Copy each line holding the string "Regulasi".

**Provided material:**
::::

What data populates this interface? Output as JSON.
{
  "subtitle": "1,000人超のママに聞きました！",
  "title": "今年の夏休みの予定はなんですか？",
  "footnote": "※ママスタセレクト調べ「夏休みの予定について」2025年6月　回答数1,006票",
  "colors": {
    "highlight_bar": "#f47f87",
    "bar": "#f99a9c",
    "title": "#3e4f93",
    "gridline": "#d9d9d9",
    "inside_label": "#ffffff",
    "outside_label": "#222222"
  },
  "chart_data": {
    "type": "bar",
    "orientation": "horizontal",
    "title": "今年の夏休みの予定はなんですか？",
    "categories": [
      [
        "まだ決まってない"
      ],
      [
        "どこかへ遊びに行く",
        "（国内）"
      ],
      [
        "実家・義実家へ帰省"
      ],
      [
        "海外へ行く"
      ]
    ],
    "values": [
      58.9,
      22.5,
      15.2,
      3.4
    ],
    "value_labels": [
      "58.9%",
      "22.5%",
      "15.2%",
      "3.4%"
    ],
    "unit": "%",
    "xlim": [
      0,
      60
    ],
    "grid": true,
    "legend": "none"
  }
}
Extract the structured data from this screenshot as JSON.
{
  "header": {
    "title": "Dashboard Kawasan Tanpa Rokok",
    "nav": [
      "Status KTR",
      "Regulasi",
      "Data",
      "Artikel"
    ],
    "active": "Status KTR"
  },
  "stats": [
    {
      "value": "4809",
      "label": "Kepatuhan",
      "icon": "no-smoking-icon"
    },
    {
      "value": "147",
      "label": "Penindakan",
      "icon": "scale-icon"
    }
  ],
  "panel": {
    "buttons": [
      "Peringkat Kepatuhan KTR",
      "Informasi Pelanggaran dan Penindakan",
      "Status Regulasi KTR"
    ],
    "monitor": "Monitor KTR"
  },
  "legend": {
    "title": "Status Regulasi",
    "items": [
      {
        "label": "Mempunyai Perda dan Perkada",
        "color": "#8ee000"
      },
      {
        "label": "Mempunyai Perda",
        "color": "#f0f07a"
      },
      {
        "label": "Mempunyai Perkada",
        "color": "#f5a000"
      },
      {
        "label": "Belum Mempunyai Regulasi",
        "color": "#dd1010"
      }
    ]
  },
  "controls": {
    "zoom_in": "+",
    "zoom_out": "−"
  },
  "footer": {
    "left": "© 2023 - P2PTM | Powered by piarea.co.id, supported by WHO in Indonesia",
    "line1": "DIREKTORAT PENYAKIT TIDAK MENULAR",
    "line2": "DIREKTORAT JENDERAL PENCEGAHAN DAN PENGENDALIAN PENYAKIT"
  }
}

::::

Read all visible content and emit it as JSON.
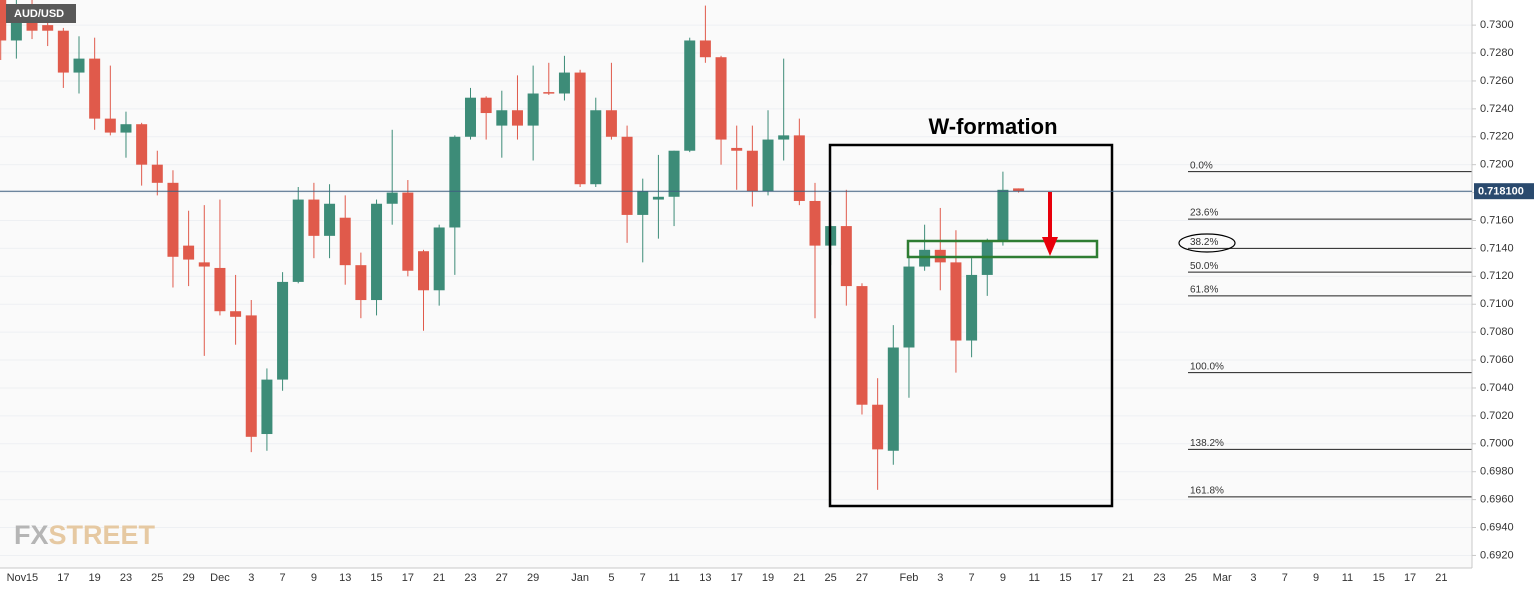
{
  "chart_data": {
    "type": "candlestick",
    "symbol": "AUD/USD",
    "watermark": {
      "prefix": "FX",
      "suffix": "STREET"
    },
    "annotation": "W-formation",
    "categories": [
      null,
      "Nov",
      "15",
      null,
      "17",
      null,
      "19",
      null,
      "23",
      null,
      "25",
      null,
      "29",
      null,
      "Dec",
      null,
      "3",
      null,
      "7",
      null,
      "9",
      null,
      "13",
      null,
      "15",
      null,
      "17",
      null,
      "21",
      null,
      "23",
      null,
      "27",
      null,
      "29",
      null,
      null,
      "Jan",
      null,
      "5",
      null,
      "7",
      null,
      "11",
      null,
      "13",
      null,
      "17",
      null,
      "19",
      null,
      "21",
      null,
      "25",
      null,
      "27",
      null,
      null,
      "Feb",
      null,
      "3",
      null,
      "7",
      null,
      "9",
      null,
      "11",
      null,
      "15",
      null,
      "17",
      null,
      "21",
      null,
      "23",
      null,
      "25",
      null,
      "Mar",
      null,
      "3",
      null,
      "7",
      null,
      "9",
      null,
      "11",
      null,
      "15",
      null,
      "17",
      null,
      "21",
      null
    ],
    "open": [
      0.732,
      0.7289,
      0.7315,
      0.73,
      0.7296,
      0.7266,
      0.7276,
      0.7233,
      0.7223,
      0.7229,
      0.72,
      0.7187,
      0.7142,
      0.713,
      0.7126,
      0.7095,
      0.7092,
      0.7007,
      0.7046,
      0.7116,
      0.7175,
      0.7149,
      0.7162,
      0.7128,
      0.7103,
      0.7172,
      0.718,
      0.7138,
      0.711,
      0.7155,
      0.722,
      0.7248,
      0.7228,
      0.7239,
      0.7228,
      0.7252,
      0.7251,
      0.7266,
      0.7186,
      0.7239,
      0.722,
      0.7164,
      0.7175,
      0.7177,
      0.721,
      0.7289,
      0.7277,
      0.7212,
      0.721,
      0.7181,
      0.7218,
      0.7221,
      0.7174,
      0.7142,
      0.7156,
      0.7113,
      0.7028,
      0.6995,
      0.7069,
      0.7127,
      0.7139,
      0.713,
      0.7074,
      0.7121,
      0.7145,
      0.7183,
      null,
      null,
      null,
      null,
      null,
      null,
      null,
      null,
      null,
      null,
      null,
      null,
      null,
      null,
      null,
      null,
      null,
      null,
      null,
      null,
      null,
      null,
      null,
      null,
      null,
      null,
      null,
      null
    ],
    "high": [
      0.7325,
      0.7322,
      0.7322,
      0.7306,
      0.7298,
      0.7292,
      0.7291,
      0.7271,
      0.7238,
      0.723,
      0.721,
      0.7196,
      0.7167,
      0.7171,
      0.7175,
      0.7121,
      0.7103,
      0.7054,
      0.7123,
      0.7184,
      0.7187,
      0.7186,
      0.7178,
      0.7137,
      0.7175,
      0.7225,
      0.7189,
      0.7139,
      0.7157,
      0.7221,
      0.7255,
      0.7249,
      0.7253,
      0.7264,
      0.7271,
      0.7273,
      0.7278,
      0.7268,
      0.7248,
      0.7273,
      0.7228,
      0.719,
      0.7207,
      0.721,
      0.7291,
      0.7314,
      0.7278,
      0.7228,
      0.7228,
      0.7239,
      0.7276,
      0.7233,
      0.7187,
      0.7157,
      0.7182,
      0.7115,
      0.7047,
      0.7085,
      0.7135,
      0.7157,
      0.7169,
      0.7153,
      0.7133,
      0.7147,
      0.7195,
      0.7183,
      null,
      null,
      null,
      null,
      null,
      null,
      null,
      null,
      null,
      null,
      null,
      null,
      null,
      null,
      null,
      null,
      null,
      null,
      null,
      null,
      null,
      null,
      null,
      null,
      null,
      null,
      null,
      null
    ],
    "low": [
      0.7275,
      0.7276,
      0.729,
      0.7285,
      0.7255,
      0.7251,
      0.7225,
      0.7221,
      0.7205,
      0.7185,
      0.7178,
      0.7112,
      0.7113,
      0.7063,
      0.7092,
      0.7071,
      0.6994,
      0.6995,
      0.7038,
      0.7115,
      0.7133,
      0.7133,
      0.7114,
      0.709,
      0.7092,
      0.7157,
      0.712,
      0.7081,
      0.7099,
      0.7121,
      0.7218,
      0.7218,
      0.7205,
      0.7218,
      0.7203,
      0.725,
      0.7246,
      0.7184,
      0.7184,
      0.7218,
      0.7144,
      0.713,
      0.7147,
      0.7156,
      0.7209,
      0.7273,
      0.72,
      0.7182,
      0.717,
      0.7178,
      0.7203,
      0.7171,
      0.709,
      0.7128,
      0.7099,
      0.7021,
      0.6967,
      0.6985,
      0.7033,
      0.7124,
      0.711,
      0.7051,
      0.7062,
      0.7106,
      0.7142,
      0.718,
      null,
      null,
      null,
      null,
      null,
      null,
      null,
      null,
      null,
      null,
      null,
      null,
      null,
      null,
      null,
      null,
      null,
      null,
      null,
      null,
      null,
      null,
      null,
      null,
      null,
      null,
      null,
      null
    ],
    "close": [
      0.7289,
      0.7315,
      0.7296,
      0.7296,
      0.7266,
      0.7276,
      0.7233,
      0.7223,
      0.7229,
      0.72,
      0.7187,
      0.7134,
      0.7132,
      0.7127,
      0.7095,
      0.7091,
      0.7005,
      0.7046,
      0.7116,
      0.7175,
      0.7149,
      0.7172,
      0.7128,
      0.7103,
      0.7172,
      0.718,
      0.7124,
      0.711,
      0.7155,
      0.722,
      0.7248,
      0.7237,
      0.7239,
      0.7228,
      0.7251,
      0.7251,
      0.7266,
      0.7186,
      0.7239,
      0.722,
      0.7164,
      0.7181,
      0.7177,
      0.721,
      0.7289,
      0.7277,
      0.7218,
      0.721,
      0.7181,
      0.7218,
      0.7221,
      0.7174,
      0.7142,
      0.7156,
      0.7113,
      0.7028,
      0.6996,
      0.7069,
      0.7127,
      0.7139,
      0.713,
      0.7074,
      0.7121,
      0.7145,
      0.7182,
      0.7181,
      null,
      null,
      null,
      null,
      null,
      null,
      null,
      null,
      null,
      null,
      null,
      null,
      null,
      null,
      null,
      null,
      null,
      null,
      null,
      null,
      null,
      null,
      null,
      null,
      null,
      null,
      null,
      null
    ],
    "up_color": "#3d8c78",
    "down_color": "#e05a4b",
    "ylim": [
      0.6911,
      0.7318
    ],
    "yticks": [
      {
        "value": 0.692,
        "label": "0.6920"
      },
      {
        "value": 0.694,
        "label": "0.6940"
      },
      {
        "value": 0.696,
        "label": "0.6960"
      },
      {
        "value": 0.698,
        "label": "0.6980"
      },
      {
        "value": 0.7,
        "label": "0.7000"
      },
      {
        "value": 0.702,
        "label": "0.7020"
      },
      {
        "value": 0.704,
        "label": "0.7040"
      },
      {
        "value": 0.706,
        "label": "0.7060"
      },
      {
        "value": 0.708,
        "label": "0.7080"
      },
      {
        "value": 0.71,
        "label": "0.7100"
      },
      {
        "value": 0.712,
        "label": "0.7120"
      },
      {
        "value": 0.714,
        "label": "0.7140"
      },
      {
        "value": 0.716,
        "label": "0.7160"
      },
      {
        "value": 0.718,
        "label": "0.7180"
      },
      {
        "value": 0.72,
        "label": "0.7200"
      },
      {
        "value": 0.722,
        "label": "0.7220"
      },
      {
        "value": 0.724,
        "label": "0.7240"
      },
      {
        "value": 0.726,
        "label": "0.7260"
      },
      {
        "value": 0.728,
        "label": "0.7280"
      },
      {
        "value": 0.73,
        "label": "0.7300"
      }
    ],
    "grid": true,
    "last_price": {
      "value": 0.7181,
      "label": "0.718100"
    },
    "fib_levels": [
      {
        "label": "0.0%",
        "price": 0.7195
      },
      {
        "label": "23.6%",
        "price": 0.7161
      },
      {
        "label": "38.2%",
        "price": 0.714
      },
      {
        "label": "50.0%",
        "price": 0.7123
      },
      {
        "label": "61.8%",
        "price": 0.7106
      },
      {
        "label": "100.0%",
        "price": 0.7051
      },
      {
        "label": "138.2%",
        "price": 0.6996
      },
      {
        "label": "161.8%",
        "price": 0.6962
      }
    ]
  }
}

::::

**Exercise result:**
      "Regulasi",
      "Status Regulasi KTR"
    "title": "Status Regulasi",
        "label": "Belum Mempunyai Regulasi",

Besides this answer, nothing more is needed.